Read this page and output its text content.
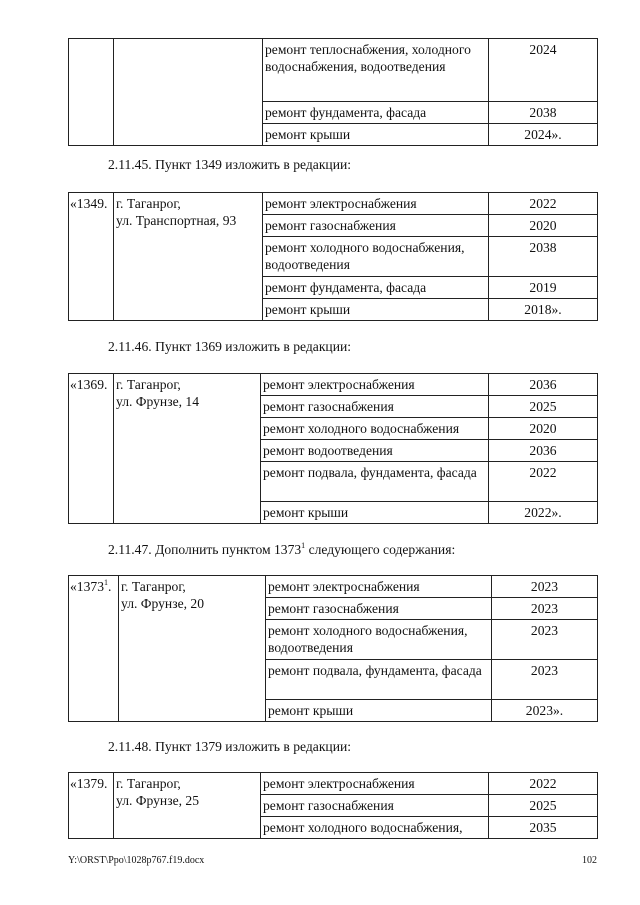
		ремонт теплоснабжения, холодного водоснабжения, водоотведения	2024
		ремонт фундамента, фасада	2038
		ремонт крыши	2024».
2.11.45. Пункт 1349 изложить в редакции:
«1349.	г. Таганрог,
ул. Транспортная, 93	ремонт электроснабжения	2022
		ремонт газоснабжения	2020
		ремонт холодного водоснабжения, водоотведения	2038
		ремонт фундамента, фасада	2019
		ремонт крыши	2018».
2.11.46. Пункт 1369 изложить в редакции:
«1369.	г. Таганрог,
ул. Фрунзе, 14	ремонт электроснабжения	2036
		ремонт газоснабжения	2025
		ремонт холодного водоснабжения	2020
		ремонт водоотведения	2036
		ремонт подвала, фундамента, фасада	2022
		ремонт крыши	2022».
2.11.47. Дополнить пунктом 1373$^1$ следующего содержания:
«1373$^1$.	г. Таганрог,
ул. Фрунзе, 20	ремонт электроснабжения	2023
		ремонт газоснабжения	2023
		ремонт холодного водоснабжения, водоотведения	2023
		ремонт подвала, фундамента, фасада	2023
		ремонт крыши	2023».
2.11.48. Пункт 1379 изложить в редакции:
«1379.	г. Таганрог,
ул. Фрунзе, 25	ремонт электроснабжения	2022
		ремонт газоснабжения	2025
		ремонт холодного водоснабжения,	2035
Y:\ORST\Ppo\1028p767.f19.docx	102
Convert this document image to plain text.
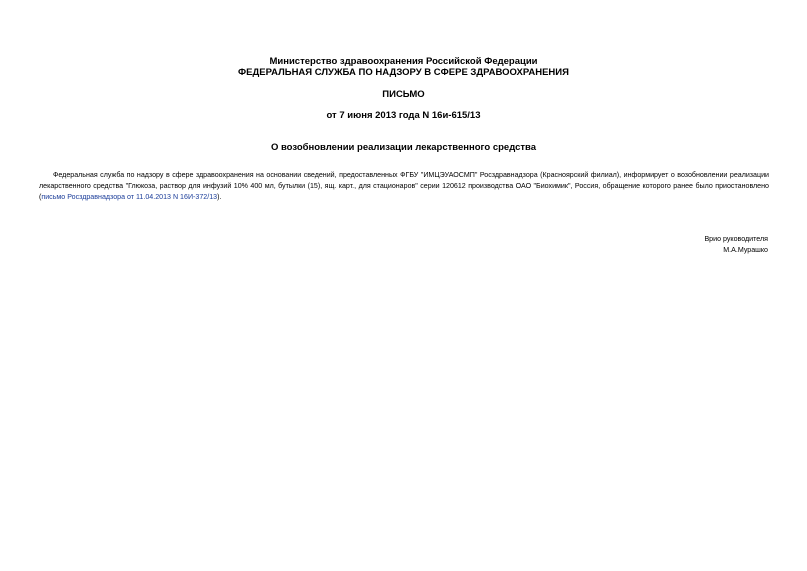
Министерство здравоохранения Российской Федерации
ФЕДЕРАЛЬНАЯ СЛУЖБА ПО НАДЗОРУ В СФЕРЕ ЗДРАВООХРАНЕНИЯ
ПИСЬМО
от 7 июня 2013 года N 16и-615/13
О возобновлении реализации лекарственного средства

Федеральная служба по надзору в сфере здравоохранения на основании сведений, предоставленных ФГБУ "ИМЦЭУАОСМП" Росздравнадзора (Красноярский филиал), информирует о возобновлении реализации лекарственного средства "Глюкоза, раствор для инфузий 10% 400 мл, бутылки (15), ящ. карт., для стационаров" серии 120612 производства ОАО "Биохимик", Россия, обращение которого ранее было приостановлено (письмо Росздравнадзора от 11.04.2013 N 16И-372/13).

Врио руководителя
М.А.Мурашко
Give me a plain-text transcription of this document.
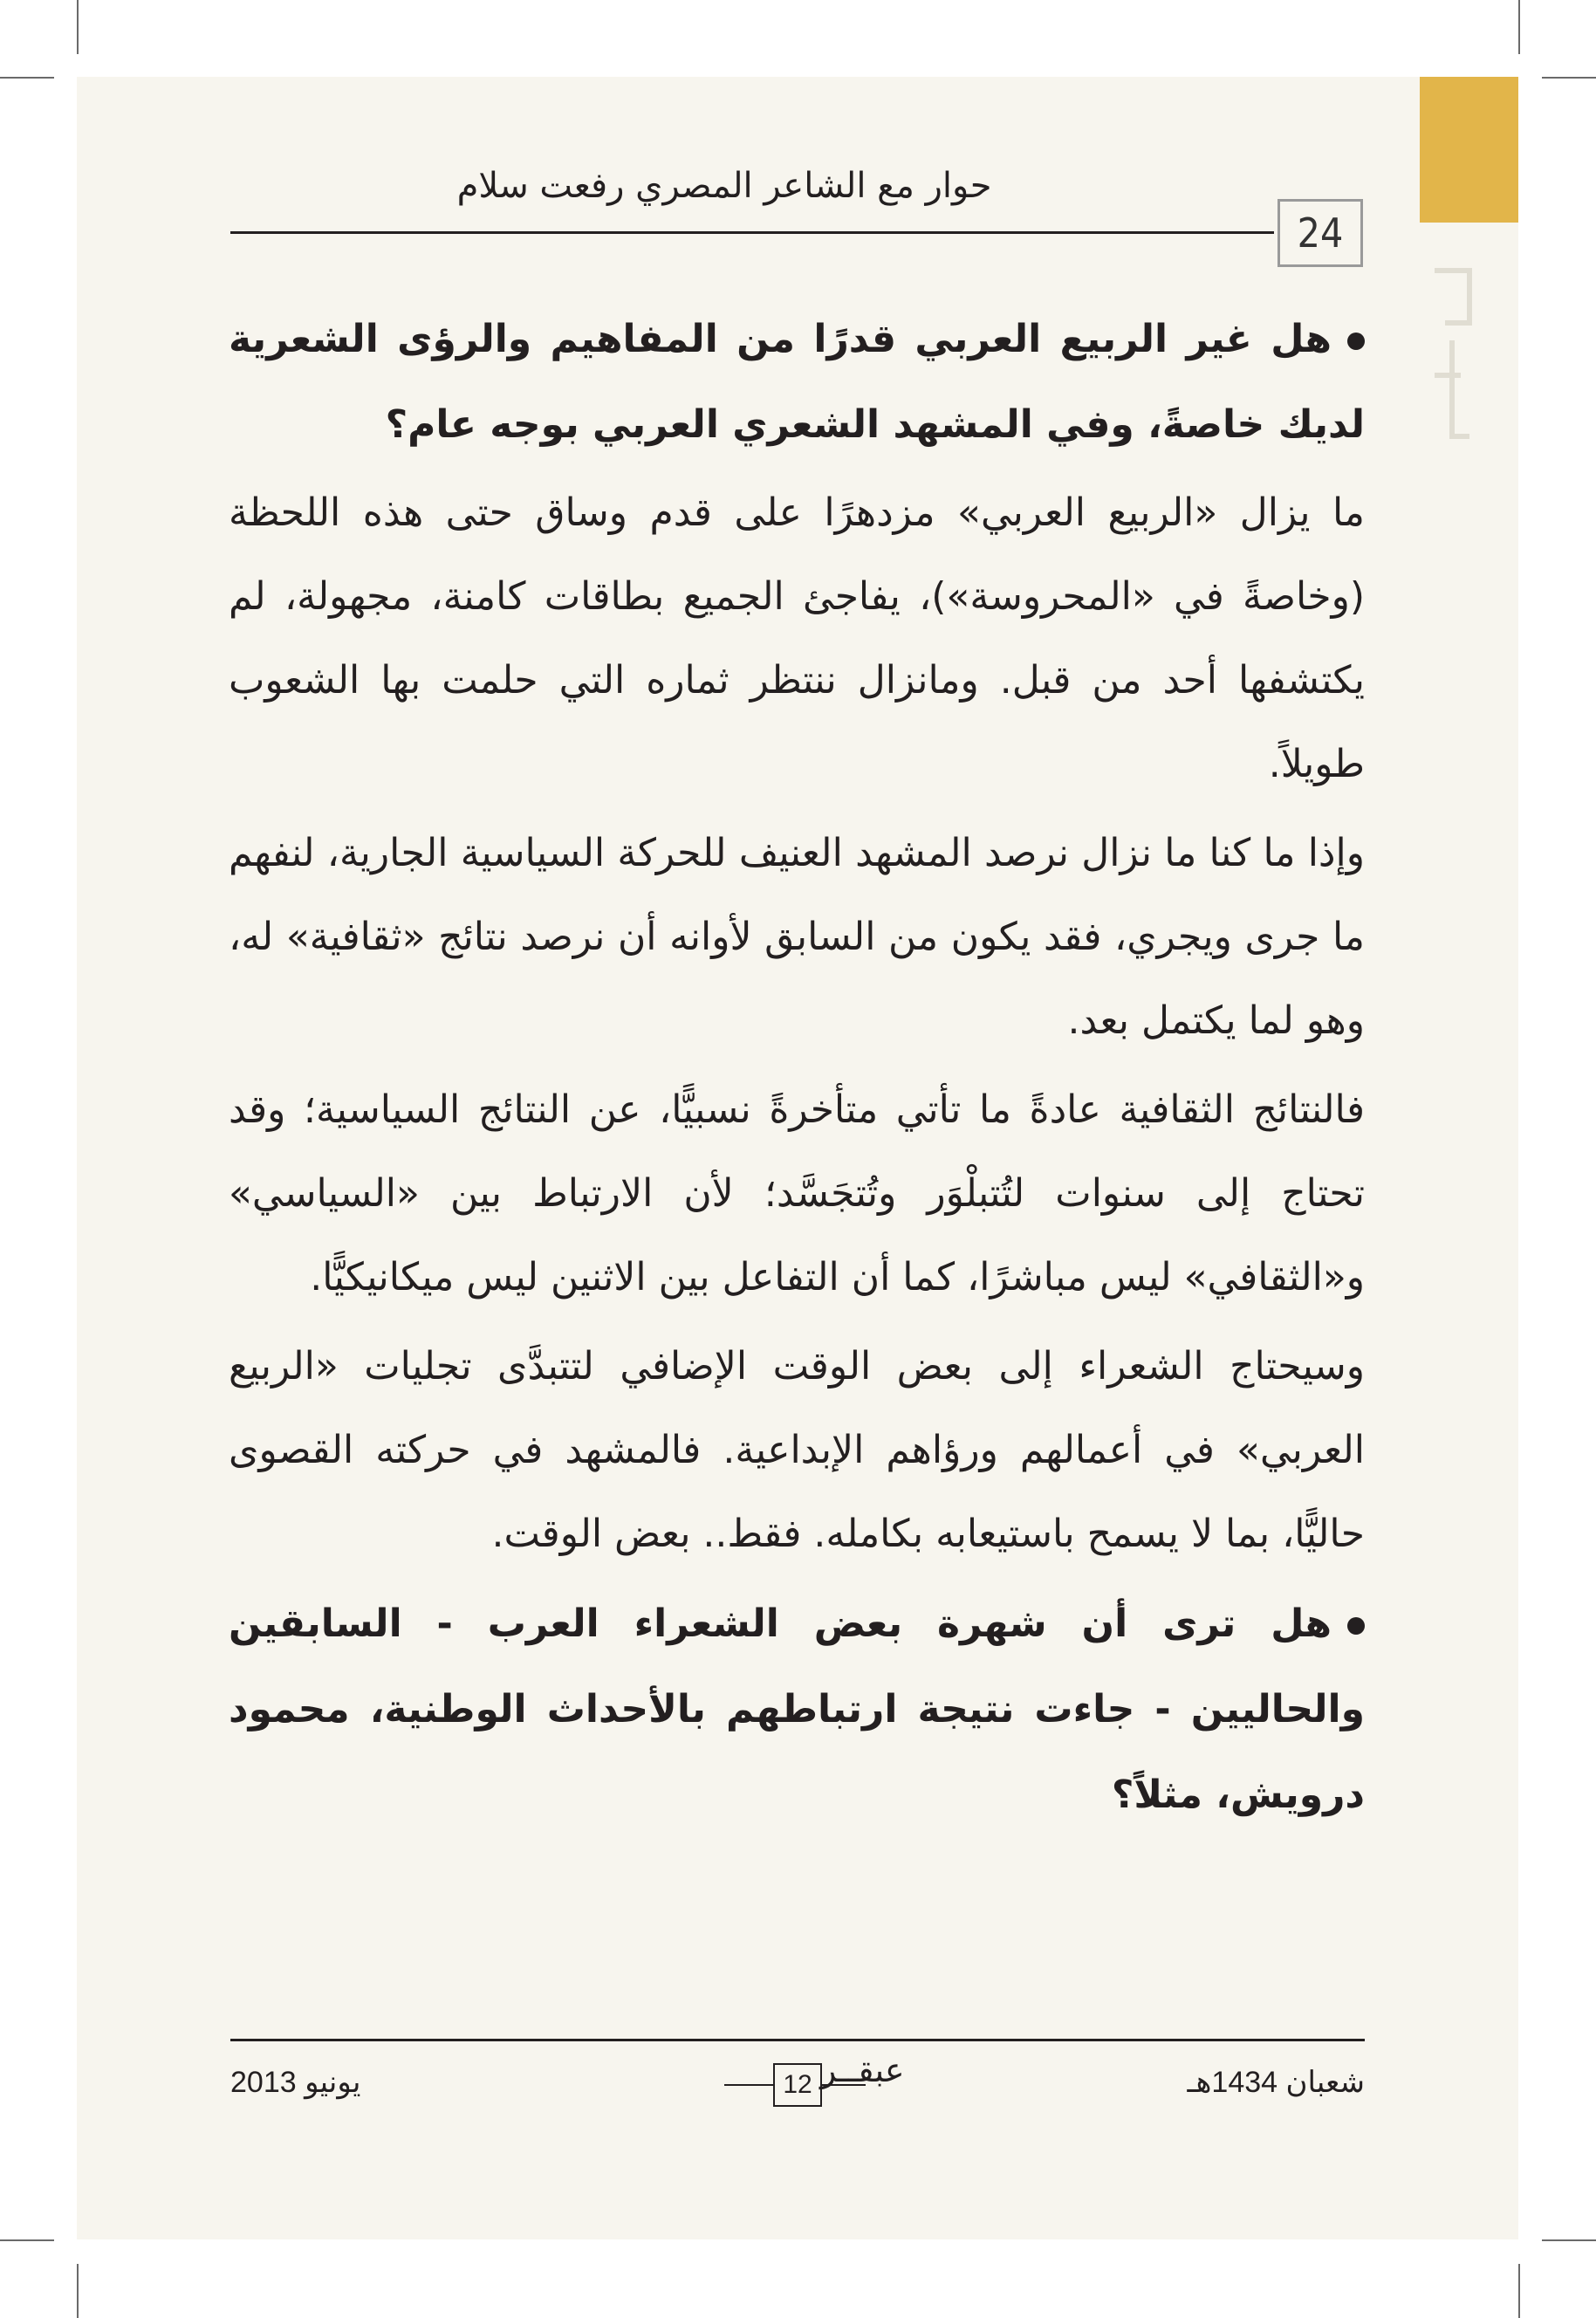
حوار مع الشاعر المصري رفعت سلام
24

هل غير الربيع العربي قدرًا من المفاهيم والرؤى الشعرية لديك خاصةً، وفي المشهد الشعري العربي بوجه عام؟

ما يزال «الربيع العربي» مزدهرًا على قدم وساق حتى هذه اللحظة (وخاصةً في «المحروسة»)، يفاجئ الجميع بطاقات كامنة، مجهولة، لم يكتشفها أحد من قبل. ومانزال ننتظر ثماره التي حلمت بها الشعوب طويلاً.

وإذا ما كنا ما نزال نرصد المشهد العنيف للحركة السياسية الجارية، لنفهم ما جرى ويجري، فقد يكون من السابق لأوانه أن نرصد نتائج «ثقافية» له، وهو لما يكتمل بعد.

فالنتائج الثقافية عادةً ما تأتي متأخرةً نسبيًّا، عن النتائج السياسية؛ وقد تحتاج إلى سنوات لتُتبلْوَر وتُتجَسَّد؛ لأن الارتباط بين «السياسي» و«الثقافي» ليس مباشرًا، كما أن التفاعل بين الاثنين ليس ميكانيكيًّا.

وسيحتاج الشعراء إلى بعض الوقت الإضافي لتتبدَّى تجليات «الربيع العربي» في أعمالهم ورؤاهم الإبداعية. فالمشهد في حركته القصوى حاليًّا، بما لا يسمح باستيعابه بكامله. فقط.. بعض الوقت.

هل ترى أن شهرة بعض الشعراء العرب - السابقين والحاليين - جاءت نتيجة ارتباطهم بالأحداث الوطنية، محمود درويش، مثلاً؟

شعبان 1434هـ
12 عبقــر
يونيو 2013
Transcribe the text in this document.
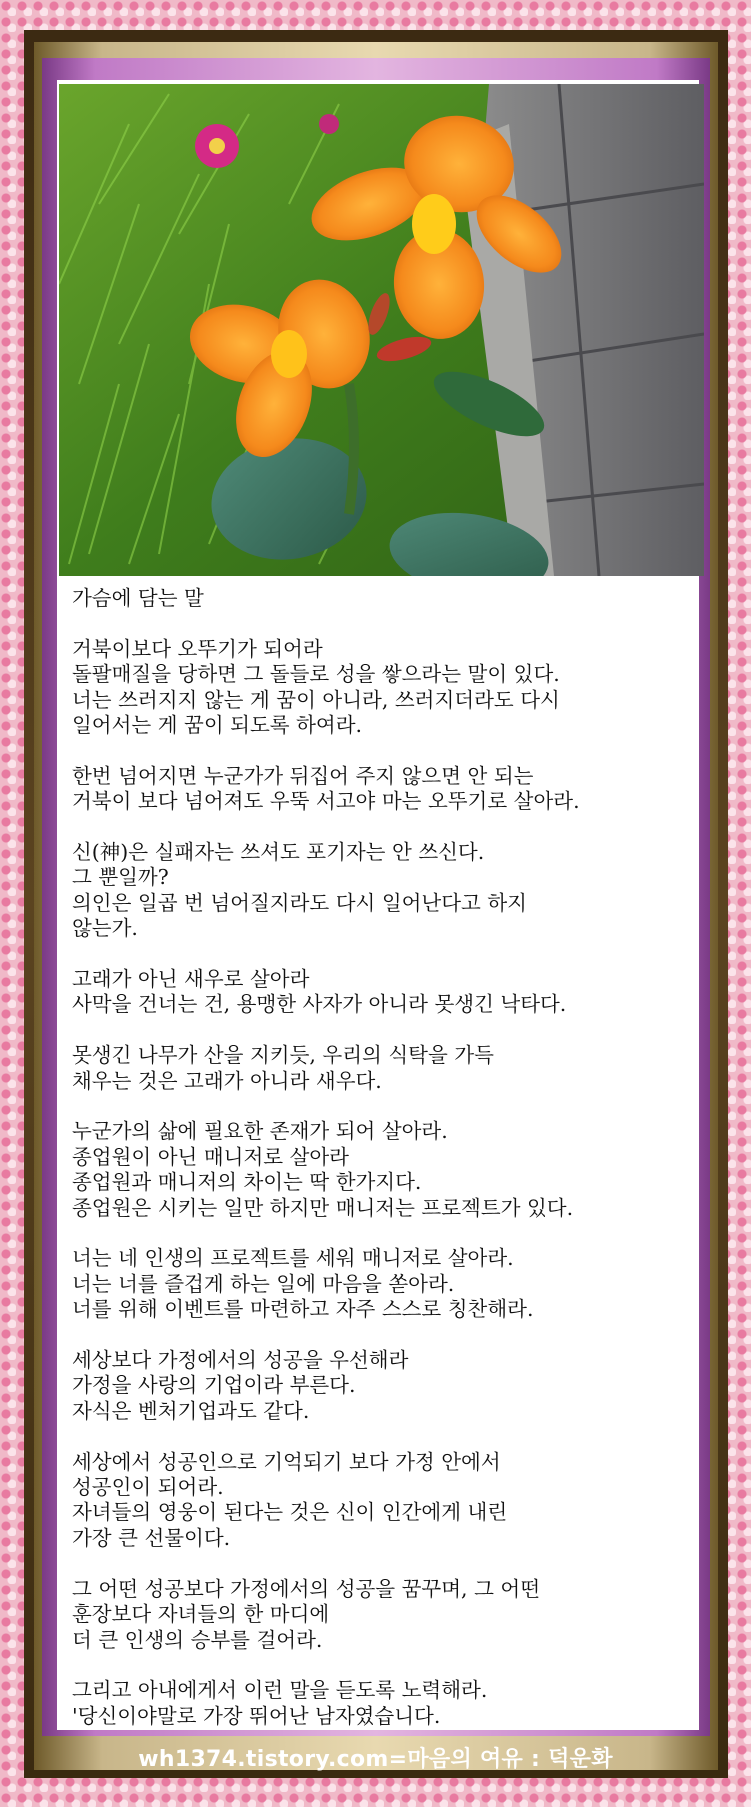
가슴에 담는 말

거북이보다 오뚜기가 되어라
돌팔매질을 당하면 그 돌들로 성을 쌓으라는 말이 있다.
너는 쓰러지지 않는 게 꿈이 아니라, 쓰러지더라도 다시
일어서는 게 꿈이 되도록 하여라.

한번 넘어지면 누군가가 뒤집어 주지 않으면 안 되는
거북이 보다 넘어져도 우뚝 서고야 마는 오뚜기로 살아라.

신(神)은 실패자는 쓰셔도 포기자는 안 쓰신다.
그 뿐일까?
의인은 일곱 번 넘어질지라도 다시 일어난다고 하지
않는가.

고래가 아닌 새우로 살아라
사막을 건너는 건, 용맹한 사자가 아니라 못생긴 낙타다.

못생긴 나무가 산을 지키듯, 우리의 식탁을 가득
채우는 것은 고래가 아니라 새우다.

누군가의 삶에 필요한 존재가 되어 살아라.
종업원이 아닌 매니저로 살아라
종업원과 매니저의 차이는 딱 한가지다.
종업원은 시키는 일만 하지만 매니저는 프로젝트가 있다.

너는 네 인생의 프로젝트를 세워 매니저로 살아라.
너는 너를 즐겁게 하는 일에 마음을 쏟아라.
너를 위해 이벤트를 마련하고 자주 스스로 칭찬해라.

세상보다 가정에서의 성공을 우선해라
가정을 사랑의 기업이라 부른다.
자식은 벤처기업과도 같다.

세상에서 성공인으로 기억되기 보다 가정 안에서
성공인이 되어라.
자녀들의 영웅이 된다는 것은 신이 인간에게 내린
가장 큰 선물이다.

그 어떤 성공보다 가정에서의 성공을 꿈꾸며, 그 어떤
훈장보다 자녀들의 한 마디에
더 큰 인생의 승부를 걸어라.

그리고 아내에게서 이런 말을 듣도록 노력해라.
'당신이야말로 가장 뛰어난 남자였습니다.

wh1374.tistory.com=마음의 여유 : 덕운화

_____

WHAT YOU HAVE TO DO: Write the records above out again exactly, with no pictures in your copy.

WRITTEN RESPONSE:
Read this page and output its text content.
		ремонт теплоснабжения, холодного водоснабжения, водоотведения	2024
		ремонт фундамента, фасада	2038
		ремонт крыши	2024».
2.11.45. Пункт 1349 изложить в редакции:
«1349.	г. Таганрог,
ул. Транспортная, 93	ремонт электроснабжения	2022
		ремонт газоснабжения	2020
		ремонт холодного водоснабжения, водоотведения	2038
		ремонт фундамента, фасада	2019
		ремонт крыши	2018».
2.11.46. Пункт 1369 изложить в редакции:
«1369.	г. Таганрог,
ул. Фрунзе, 14	ремонт электроснабжения	2036
		ремонт газоснабжения	2025
		ремонт холодного водоснабжения	2020
		ремонт водоотведения	2036
		ремонт подвала, фундамента, фасада	2022
		ремонт крыши	2022».
2.11.47. Дополнить пунктом 1373$^1$ следующего содержания:
«1373$^1$.	г. Таганрог,
ул. Фрунзе, 20	ремонт электроснабжения	2023
		ремонт газоснабжения	2023
		ремонт холодного водоснабжения, водоотведения	2023
		ремонт подвала, фундамента, фасада	2023
		ремонт крыши	2023».
2.11.48. Пункт 1379 изложить в редакции:
«1379.	г. Таганрог,
ул. Фрунзе, 25	ремонт электроснабжения	2022
		ремонт газоснабжения	2025
		ремонт холодного водоснабжения,	2035
Y:\ORST\Ppo\1028p767.f19.docx	102
Convert this document image to plain text.
Министерство здравоохранения Российской Федерации
ФЕДЕРАЛЬНАЯ СЛУЖБА ПО НАДЗОРУ В СФЕРЕ ЗДРАВООХРАНЕНИЯ
ПИСЬМО
от 7 июня 2013 года N 16и-615/13
О возобновлении реализации лекарственного средства

Федеральная служба по надзору в сфере здравоохранения на основании сведений, предоставленных ФГБУ "ИМЦЭУАОСМП" Росздравнадзора (Красноярский филиал), информирует о возобновлении реализации лекарственного средства "Глюкоза, раствор для инфузий 10% 400 мл, бутылки (15), ящ. карт., для стационаров" серии 120612 производства ОАО "Биохимик", Россия, обращение которого ранее было приостановлено (письмо Росздравнадзора от 11.04.2013 N 16И-372/13).

Врио руководителя
М.А.Мурашко
Give me a plain-text transcription of this document.
حوار مع الشاعر المصري رفعت سلام
24

هل غير الربيع العربي قدرًا من المفاهيم والرؤى الشعرية لديك خاصةً، وفي المشهد الشعري العربي بوجه عام؟

ما يزال «الربيع العربي» مزدهرًا على قدم وساق حتى هذه اللحظة (وخاصةً في «المحروسة»)، يفاجئ الجميع بطاقات كامنة، مجهولة، لم يكتشفها أحد من قبل. ومانزال ننتظر ثماره التي حلمت بها الشعوب طويلاً.

وإذا ما كنا ما نزال نرصد المشهد العنيف للحركة السياسية الجارية، لنفهم ما جرى ويجري، فقد يكون من السابق لأوانه أن نرصد نتائج «ثقافية» له، وهو لما يكتمل بعد.

فالنتائج الثقافية عادةً ما تأتي متأخرةً نسبيًّا، عن النتائج السياسية؛ وقد تحتاج إلى سنوات لتُتبلْوَر وتُتجَسَّد؛ لأن الارتباط بين «السياسي» و«الثقافي» ليس مباشرًا، كما أن التفاعل بين الاثنين ليس ميكانيكيًّا.

وسيحتاج الشعراء إلى بعض الوقت الإضافي لتتبدَّى تجليات «الربيع العربي» في أعمالهم ورؤاهم الإبداعية. فالمشهد في حركته القصوى حاليًّا، بما لا يسمح باستيعابه بكامله. فقط.. بعض الوقت.

هل ترى أن شهرة بعض الشعراء العرب - السابقين والحاليين - جاءت نتيجة ارتباطهم بالأحداث الوطنية، محمود درويش، مثلاً؟

شعبان 1434هـ
12 عبقــر
يونيو 2013
Transcribe the text in this document.
가슴에 담는 말

거북이보다 오뚜기가 되어라
돌팔매질을 당하면 그 돌들로 성을 쌓으라는 말이 있다.
너는 쓰러지지 않는 게 꿈이 아니라, 쓰러지더라도 다시
일어서는 게 꿈이 되도록 하여라.

한번 넘어지면 누군가가 뒤집어 주지 않으면 안 되는
거북이 보다 넘어져도 우뚝 서고야 마는 오뚜기로 살아라.

신(神)은 실패자는 쓰셔도 포기자는 안 쓰신다.
그 뿐일까?
의인은 일곱 번 넘어질지라도 다시 일어난다고 하지
않는가.

고래가 아닌 새우로 살아라
사막을 건너는 건, 용맹한 사자가 아니라 못생긴 낙타다.

못생긴 나무가 산을 지키듯, 우리의 식탁을 가득
채우는 것은 고래가 아니라 새우다.

누군가의 삶에 필요한 존재가 되어 살아라.
종업원이 아닌 매니저로 살아라
종업원과 매니저의 차이는 딱 한가지다.
종업원은 시키는 일만 하지만 매니저는 프로젝트가 있다.

너는 네 인생의 프로젝트를 세워 매니저로 살아라.
너는 너를 즐겁게 하는 일에 마음을 쏟아라.
너를 위해 이벤트를 마련하고 자주 스스로 칭찬해라.

세상보다 가정에서의 성공을 우선해라
가정을 사랑의 기업이라 부른다.
자식은 벤처기업과도 같다.

세상에서 성공인으로 기억되기 보다 가정 안에서
성공인이 되어라.
자녀들의 영웅이 된다는 것은 신이 인간에게 내린
가장 큰 선물이다.

그 어떤 성공보다 가정에서의 성공을 꿈꾸며, 그 어떤
훈장보다 자녀들의 한 마디에
더 큰 인생의 승부를 걸어라.

그리고 아내에게서 이런 말을 듣도록 노력해라.
'당신이야말로 가장 뛰어난 남자였습니다.

wh1374.tistory.com=마음의 여유 : 덕운화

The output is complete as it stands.